**Record set**.
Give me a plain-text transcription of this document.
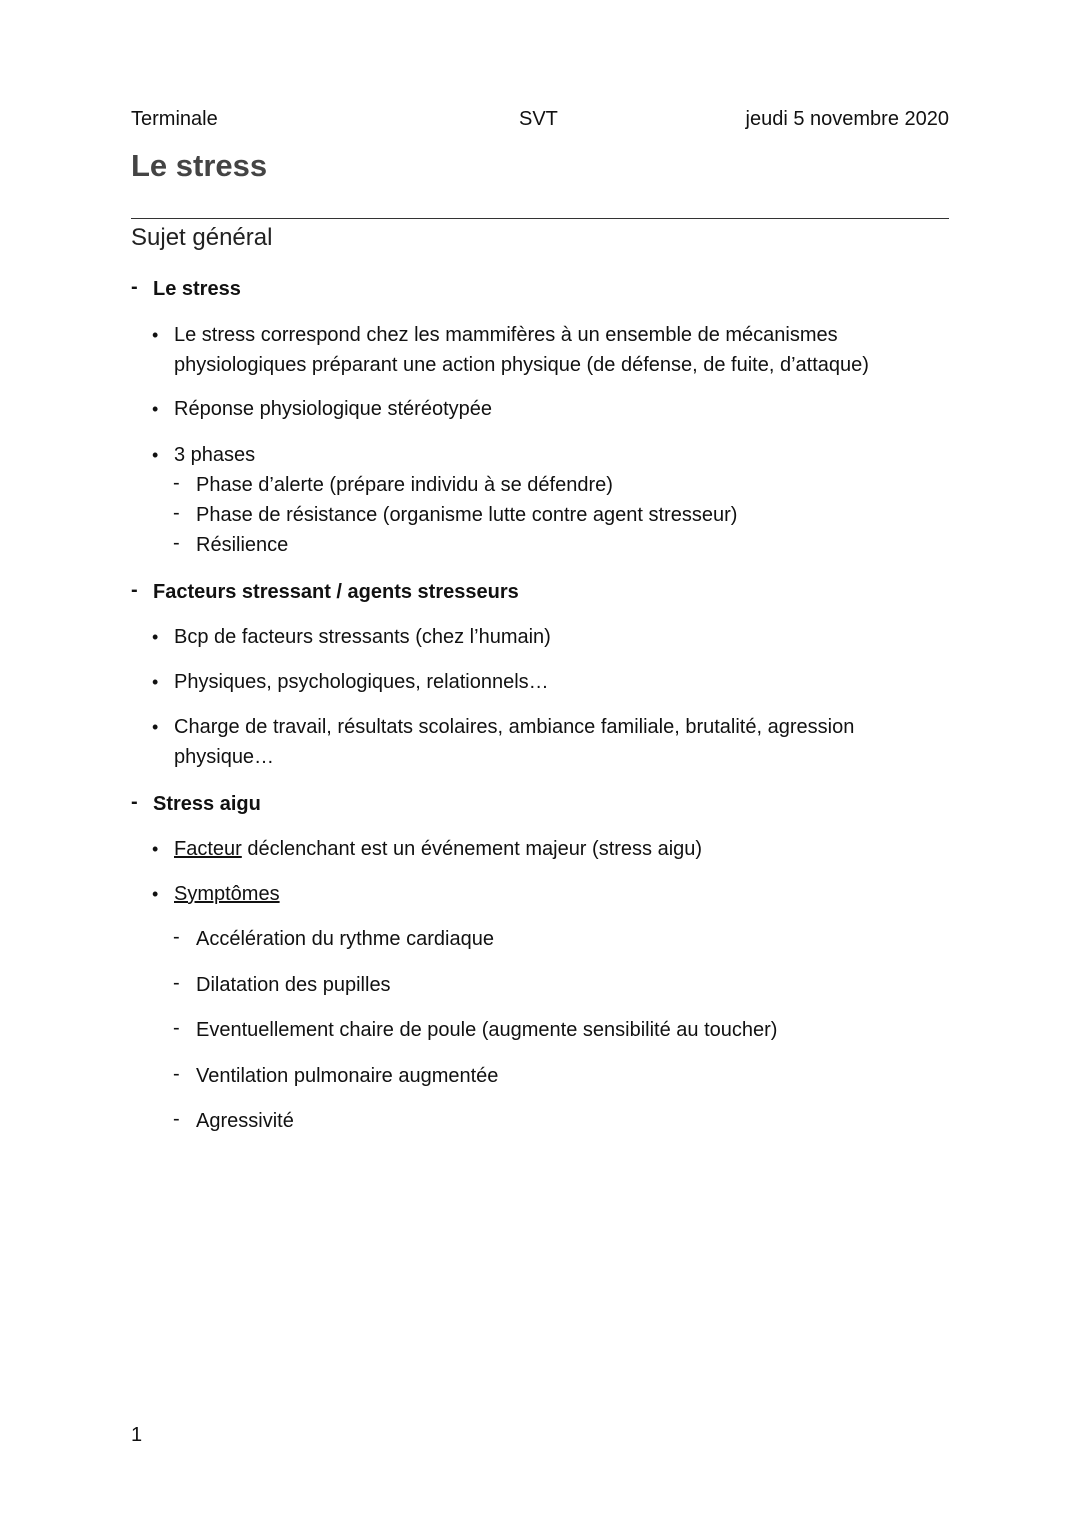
Terminale	SVT	jeudi 5 novembre 2020
Le stress
Sujet général
- Le stress
• Le stress correspond chez les mammifères à un ensemble de mécanismes physiologiques préparant une action physique (de défense, de fuite, d’attaque)
• Réponse physiologique stéréotypée
• 3 phases
- Phase d’alerte (prépare individu à se défendre)
- Phase de résistance (organisme lutte contre agent stresseur)
- Résilience
- Facteurs stressant / agents stresseurs
• Bcp de facteurs stressants (chez l’humain)
• Physiques, psychologiques, relationnels…
• Charge de travail, résultats scolaires, ambiance familiale, brutalité, agression physique…
- Stress aigu
• Facteur déclenchant est un événement majeur (stress aigu)
• Symptômes
- Accélération du rythme cardiaque
- Dilatation des pupilles
- Eventuellement chaire de poule (augmente sensibilité au toucher)
- Ventilation pulmonaire augmentée
- Agressivité
1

**Problem to work on**. Strip out the images, then output the records above word for word.

**Full output**.
Give me a plain-text transcription of this document.
Terminale	SVT	jeudi 5 novembre 2020
Le stress
Sujet général
- Le stress
• Le stress correspond chez les mammifères à un ensemble de mécanismes physiologiques préparant une action physique (de défense, de fuite, d’attaque)
• Réponse physiologique stéréotypée
• 3 phases
- Phase d’alerte (prépare individu à se défendre)
- Phase de résistance (organisme lutte contre agent stresseur)
- Résilience
- Facteurs stressant / agents stresseurs
• Bcp de facteurs stressants (chez l’humain)
• Physiques, psychologiques, relationnels…
• Charge de travail, résultats scolaires, ambiance familiale, brutalité, agression physique…
- Stress aigu
• Facteur déclenchant est un événement majeur (stress aigu)
• Symptômes
- Accélération du rythme cardiaque
- Dilatation des pupilles
- Eventuellement chaire de poule (augmente sensibilité au toucher)
- Ventilation pulmonaire augmentée
- Agressivité
1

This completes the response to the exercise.